[Extracted data entries]
+-------+
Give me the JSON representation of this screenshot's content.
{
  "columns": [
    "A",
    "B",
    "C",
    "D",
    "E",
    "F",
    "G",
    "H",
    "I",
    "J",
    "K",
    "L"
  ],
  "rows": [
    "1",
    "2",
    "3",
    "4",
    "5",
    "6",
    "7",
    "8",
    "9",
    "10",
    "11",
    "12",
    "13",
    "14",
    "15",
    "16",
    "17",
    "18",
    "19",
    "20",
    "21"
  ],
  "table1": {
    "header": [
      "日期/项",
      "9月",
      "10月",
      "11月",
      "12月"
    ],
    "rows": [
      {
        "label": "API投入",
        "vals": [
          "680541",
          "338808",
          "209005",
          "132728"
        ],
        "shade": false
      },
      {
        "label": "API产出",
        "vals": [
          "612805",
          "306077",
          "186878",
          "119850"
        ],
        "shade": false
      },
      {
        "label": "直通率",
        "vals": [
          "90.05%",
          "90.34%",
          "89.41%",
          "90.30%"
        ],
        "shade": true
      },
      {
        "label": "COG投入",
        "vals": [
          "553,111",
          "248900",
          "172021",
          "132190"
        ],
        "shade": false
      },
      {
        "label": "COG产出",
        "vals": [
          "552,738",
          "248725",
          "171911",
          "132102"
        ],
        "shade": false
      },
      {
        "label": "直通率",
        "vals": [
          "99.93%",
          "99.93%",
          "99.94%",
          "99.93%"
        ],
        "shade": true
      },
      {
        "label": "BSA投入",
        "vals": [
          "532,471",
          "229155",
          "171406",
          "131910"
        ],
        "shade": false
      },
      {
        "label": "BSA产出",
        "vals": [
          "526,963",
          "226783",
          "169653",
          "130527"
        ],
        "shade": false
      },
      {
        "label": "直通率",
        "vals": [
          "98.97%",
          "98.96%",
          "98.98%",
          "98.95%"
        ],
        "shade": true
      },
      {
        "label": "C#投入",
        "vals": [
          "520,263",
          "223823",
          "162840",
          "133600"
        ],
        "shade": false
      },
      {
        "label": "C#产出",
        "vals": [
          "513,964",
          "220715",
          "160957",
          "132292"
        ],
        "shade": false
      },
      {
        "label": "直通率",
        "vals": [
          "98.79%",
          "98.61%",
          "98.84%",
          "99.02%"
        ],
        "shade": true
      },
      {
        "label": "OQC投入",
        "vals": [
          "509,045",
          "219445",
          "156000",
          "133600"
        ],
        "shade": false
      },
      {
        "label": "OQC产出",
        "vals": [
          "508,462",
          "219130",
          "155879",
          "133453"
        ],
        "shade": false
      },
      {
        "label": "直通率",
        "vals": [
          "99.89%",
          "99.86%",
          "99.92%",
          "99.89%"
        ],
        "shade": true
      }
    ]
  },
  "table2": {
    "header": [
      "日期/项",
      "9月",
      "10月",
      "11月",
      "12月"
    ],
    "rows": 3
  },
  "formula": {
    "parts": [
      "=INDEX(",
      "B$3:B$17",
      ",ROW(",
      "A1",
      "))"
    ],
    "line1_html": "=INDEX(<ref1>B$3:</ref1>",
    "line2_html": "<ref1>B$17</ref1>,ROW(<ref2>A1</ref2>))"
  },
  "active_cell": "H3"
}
+-------+
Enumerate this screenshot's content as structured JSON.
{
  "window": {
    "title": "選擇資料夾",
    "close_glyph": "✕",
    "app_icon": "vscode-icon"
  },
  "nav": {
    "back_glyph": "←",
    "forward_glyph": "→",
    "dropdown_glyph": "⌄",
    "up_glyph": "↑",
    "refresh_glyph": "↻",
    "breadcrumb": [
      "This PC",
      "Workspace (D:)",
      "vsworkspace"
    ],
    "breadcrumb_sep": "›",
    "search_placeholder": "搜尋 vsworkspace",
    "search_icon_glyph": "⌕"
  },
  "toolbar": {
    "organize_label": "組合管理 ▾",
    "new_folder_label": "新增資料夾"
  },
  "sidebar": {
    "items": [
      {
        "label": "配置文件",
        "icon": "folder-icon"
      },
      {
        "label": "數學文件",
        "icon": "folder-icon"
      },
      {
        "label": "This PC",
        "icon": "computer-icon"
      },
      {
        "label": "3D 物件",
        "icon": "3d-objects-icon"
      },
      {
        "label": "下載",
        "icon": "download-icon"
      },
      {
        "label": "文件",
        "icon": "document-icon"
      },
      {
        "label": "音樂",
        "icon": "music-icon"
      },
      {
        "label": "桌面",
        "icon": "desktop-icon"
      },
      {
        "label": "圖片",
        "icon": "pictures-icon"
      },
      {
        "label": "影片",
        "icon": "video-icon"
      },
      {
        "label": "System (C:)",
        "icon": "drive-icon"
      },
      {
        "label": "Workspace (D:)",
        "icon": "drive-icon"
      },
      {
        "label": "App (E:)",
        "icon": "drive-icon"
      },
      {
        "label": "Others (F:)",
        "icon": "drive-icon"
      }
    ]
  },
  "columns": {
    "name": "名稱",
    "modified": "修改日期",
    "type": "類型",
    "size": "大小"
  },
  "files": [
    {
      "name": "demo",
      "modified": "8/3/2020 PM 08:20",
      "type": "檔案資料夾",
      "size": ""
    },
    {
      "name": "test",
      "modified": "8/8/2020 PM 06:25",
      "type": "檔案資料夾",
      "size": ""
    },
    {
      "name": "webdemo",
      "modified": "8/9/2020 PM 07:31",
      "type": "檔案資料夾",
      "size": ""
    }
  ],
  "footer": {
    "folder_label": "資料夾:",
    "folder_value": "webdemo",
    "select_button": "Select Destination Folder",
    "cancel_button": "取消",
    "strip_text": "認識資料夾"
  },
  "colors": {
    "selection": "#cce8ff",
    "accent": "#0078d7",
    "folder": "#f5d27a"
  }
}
+-------+
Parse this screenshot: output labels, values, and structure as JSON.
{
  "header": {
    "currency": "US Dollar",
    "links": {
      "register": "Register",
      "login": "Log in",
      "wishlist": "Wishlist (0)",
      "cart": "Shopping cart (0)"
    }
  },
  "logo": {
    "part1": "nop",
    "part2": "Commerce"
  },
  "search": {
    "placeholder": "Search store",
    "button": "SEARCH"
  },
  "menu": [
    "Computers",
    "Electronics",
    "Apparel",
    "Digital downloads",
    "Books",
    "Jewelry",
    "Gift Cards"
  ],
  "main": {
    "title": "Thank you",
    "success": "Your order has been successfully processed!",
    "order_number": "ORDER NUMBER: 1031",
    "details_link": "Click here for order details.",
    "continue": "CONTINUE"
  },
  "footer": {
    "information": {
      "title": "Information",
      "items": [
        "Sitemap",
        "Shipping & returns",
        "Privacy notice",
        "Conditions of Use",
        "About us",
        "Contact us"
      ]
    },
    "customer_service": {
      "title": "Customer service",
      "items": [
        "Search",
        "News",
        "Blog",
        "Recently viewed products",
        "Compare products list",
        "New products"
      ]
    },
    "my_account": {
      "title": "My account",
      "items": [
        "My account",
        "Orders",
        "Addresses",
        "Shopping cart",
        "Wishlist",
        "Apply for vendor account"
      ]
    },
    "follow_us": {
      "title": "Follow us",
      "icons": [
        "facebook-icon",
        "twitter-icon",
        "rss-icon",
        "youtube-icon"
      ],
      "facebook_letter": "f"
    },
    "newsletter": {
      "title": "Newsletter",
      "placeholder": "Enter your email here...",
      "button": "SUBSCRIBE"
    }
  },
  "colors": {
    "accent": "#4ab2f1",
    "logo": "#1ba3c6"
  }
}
+-------+
Required work ▸ Pick out every line holding the string "screenshot" and return it.

Complete output ▸
Give me the JSON representation of this screenshot's content.
Enumerate this screenshot's content as structured JSON.
Parse this screenshot: output labels, values, and structure as JSON.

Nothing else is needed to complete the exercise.